What is needed: Repeat every record exactly, but keep images out of the copy.

Records to process:
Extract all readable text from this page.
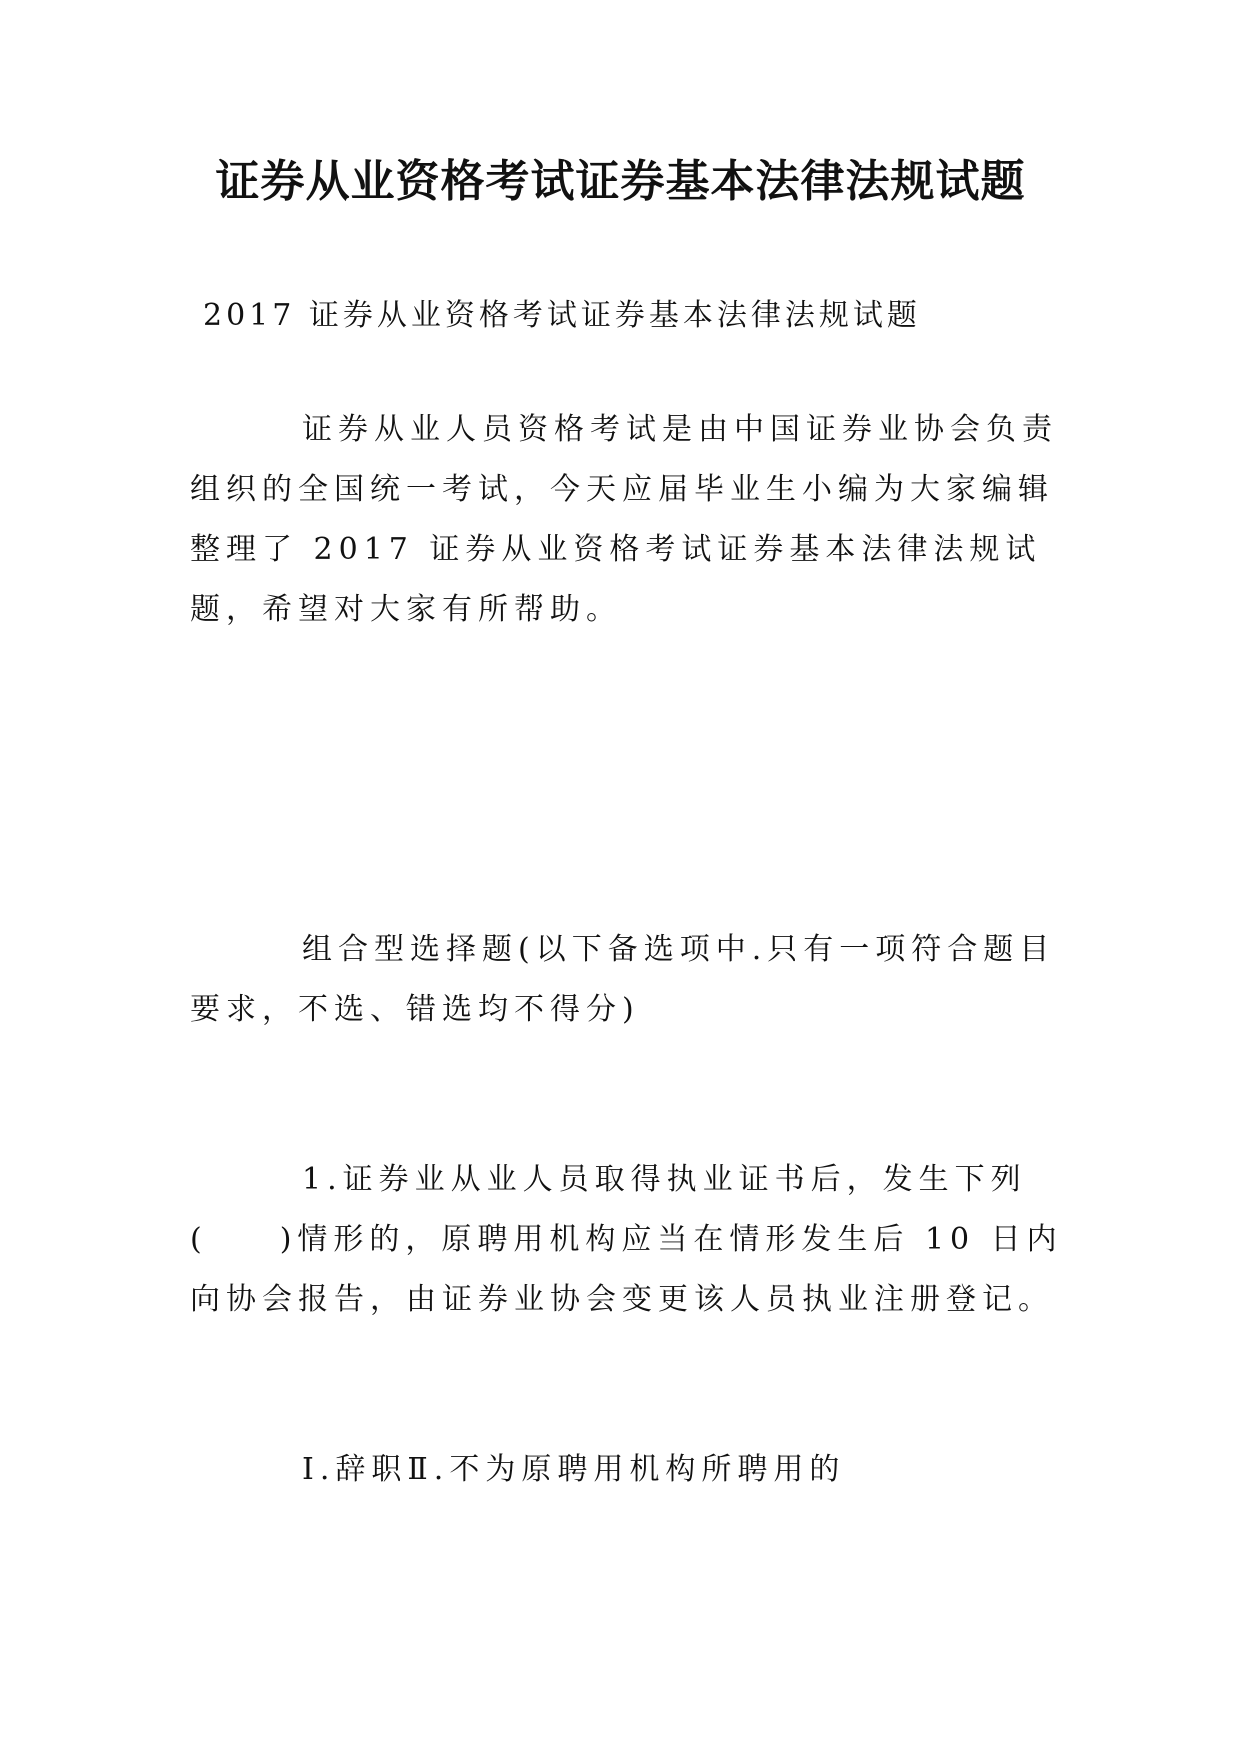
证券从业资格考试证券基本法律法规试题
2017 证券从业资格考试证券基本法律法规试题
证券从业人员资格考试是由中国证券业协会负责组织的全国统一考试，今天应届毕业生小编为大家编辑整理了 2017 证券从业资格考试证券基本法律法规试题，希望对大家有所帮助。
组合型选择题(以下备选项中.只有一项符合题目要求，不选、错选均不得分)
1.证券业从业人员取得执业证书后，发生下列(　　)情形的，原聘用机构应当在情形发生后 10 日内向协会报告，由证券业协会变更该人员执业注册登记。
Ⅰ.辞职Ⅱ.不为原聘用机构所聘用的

Response to the exercise:
Extract all readable text from this page.
证券从业资格考试证券基本法律法规试题
2017 证券从业资格考试证券基本法律法规试题
证券从业人员资格考试是由中国证券业协会负责组织的全国统一考试，今天应届毕业生小编为大家编辑整理了 2017 证券从业资格考试证券基本法律法规试题，希望对大家有所帮助。
组合型选择题(以下备选项中.只有一项符合题目要求，不选、错选均不得分)
1.证券业从业人员取得执业证书后，发生下列(　　)情形的，原聘用机构应当在情形发生后 10 日内向协会报告，由证券业协会变更该人员执业注册登记。
Ⅰ.辞职Ⅱ.不为原聘用机构所聘用的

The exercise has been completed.